-- start The data --
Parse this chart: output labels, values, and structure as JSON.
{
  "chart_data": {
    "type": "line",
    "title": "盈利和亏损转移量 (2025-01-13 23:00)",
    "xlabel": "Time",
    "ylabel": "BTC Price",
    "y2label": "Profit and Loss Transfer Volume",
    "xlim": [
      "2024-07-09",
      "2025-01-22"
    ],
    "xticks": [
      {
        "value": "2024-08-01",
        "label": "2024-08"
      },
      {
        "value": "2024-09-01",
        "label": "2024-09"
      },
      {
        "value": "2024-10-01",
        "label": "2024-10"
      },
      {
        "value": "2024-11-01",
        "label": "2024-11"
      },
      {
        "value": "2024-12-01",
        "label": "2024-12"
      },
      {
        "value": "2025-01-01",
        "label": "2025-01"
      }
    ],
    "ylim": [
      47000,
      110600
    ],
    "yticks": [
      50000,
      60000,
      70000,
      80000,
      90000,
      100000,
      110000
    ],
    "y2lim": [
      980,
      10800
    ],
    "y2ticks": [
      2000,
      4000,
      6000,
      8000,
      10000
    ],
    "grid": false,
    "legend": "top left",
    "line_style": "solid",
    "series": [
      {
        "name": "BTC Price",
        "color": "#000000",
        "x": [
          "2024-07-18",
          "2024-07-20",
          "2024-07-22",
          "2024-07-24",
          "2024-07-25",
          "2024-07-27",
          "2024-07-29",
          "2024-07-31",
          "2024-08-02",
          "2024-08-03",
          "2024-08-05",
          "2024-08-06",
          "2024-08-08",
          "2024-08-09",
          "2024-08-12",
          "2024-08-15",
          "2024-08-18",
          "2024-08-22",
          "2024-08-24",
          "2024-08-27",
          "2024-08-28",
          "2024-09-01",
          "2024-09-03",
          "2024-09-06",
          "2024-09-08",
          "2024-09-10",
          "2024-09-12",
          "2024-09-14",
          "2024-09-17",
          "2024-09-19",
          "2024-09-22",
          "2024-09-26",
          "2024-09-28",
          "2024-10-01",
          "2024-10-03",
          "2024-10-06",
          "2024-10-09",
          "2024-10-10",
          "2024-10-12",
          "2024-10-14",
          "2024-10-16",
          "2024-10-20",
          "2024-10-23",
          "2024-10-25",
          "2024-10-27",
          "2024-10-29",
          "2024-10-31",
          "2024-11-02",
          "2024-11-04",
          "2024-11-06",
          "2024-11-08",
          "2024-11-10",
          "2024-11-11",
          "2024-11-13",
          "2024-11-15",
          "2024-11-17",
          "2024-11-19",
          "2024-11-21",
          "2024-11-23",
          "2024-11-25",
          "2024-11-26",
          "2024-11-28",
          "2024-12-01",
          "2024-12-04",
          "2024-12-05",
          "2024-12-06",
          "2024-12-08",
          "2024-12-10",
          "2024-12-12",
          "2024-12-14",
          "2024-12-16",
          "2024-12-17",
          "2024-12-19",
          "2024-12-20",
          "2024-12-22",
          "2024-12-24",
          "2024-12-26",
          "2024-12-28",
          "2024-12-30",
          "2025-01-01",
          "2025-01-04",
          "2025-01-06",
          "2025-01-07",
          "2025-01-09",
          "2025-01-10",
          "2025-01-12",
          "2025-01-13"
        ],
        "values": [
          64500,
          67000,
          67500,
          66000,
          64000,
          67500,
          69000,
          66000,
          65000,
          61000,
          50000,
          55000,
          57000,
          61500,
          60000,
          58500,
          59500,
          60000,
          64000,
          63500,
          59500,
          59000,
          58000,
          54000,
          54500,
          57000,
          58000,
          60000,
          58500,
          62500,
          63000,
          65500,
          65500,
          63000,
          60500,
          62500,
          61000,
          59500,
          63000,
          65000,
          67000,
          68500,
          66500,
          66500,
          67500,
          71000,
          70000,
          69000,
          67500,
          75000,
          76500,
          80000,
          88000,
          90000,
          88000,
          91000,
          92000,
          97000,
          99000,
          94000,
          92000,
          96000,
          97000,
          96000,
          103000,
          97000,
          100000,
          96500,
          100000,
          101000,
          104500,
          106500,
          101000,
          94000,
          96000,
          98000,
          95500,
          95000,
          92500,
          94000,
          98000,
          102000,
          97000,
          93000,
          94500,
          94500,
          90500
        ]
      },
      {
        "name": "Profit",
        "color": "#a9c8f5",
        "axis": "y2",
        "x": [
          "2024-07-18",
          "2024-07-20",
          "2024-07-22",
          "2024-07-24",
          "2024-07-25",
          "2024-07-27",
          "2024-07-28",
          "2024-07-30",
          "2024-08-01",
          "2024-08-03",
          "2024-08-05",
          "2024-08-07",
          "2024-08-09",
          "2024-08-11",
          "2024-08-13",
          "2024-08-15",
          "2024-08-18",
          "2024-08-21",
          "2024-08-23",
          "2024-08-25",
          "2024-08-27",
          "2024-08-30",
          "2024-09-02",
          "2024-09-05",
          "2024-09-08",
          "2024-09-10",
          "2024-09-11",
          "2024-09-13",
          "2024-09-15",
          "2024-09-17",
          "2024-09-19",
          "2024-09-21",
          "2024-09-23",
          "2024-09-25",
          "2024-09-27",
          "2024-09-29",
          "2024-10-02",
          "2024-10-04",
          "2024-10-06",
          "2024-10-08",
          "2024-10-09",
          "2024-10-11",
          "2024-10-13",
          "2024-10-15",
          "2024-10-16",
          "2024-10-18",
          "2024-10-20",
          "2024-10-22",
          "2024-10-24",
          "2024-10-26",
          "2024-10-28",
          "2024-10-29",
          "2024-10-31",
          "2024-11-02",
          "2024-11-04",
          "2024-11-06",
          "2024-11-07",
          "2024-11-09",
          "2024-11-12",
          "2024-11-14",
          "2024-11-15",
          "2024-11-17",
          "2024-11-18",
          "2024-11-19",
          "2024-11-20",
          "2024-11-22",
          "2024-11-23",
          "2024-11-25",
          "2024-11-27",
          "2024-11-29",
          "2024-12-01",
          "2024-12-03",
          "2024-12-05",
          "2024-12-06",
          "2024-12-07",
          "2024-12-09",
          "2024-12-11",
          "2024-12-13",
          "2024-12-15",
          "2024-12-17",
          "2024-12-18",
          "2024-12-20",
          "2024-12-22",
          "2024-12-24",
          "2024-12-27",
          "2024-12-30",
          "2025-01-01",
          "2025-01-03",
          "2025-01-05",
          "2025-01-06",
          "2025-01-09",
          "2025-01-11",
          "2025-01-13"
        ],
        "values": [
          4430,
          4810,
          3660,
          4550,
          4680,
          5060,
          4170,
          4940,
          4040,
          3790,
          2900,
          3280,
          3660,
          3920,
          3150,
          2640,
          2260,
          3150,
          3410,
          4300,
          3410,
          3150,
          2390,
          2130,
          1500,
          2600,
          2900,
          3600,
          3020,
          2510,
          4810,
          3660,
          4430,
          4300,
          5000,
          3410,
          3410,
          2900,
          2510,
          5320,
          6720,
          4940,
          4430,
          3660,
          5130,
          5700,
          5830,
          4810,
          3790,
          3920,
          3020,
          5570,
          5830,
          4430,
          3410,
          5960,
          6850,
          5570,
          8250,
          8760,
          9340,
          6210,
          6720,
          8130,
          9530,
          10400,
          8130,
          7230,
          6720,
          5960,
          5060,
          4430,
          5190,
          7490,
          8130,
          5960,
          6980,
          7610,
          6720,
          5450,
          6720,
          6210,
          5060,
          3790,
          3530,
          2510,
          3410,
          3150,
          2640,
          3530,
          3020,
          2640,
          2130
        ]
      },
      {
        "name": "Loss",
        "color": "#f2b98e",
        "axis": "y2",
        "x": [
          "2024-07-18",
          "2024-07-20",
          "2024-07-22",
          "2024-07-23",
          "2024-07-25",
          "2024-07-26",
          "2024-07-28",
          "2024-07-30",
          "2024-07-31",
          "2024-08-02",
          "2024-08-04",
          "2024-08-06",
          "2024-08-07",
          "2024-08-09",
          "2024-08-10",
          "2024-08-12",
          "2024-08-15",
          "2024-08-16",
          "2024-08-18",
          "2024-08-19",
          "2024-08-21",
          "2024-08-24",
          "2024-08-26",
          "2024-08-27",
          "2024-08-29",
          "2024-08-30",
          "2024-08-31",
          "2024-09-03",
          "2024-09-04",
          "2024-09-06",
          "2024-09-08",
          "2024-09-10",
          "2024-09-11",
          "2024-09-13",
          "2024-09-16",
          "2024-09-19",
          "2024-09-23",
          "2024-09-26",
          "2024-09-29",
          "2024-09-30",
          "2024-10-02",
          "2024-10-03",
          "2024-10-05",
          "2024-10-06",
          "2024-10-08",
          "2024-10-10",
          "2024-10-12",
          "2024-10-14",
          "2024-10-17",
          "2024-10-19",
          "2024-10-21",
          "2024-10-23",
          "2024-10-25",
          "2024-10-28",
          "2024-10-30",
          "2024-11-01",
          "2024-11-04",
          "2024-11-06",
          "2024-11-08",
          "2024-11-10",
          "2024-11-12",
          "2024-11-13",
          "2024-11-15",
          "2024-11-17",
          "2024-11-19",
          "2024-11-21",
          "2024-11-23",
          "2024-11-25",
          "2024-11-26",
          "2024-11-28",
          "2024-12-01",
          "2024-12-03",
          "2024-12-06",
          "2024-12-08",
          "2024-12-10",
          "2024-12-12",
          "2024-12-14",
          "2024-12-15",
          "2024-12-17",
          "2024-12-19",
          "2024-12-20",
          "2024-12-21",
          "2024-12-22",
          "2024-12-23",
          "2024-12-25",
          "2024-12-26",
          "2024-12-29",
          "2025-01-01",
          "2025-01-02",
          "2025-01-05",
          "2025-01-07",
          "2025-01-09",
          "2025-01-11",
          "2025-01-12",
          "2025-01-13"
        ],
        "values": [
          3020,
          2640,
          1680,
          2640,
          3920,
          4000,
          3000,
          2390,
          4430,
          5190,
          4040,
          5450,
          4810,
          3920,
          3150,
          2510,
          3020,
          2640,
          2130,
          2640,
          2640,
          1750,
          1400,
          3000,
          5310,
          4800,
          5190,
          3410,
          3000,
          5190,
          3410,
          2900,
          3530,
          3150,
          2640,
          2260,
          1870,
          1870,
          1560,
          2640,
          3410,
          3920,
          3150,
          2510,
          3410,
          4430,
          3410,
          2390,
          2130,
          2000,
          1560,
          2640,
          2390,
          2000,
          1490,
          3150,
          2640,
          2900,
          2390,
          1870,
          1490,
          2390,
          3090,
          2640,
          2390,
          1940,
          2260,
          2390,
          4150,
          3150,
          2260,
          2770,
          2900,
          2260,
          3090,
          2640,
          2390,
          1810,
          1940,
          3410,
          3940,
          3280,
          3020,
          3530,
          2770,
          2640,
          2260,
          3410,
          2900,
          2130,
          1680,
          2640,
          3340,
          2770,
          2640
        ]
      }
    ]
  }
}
-- end The data --
Go over the records above line by line and count those holding the word "name". Reply only with the number.

3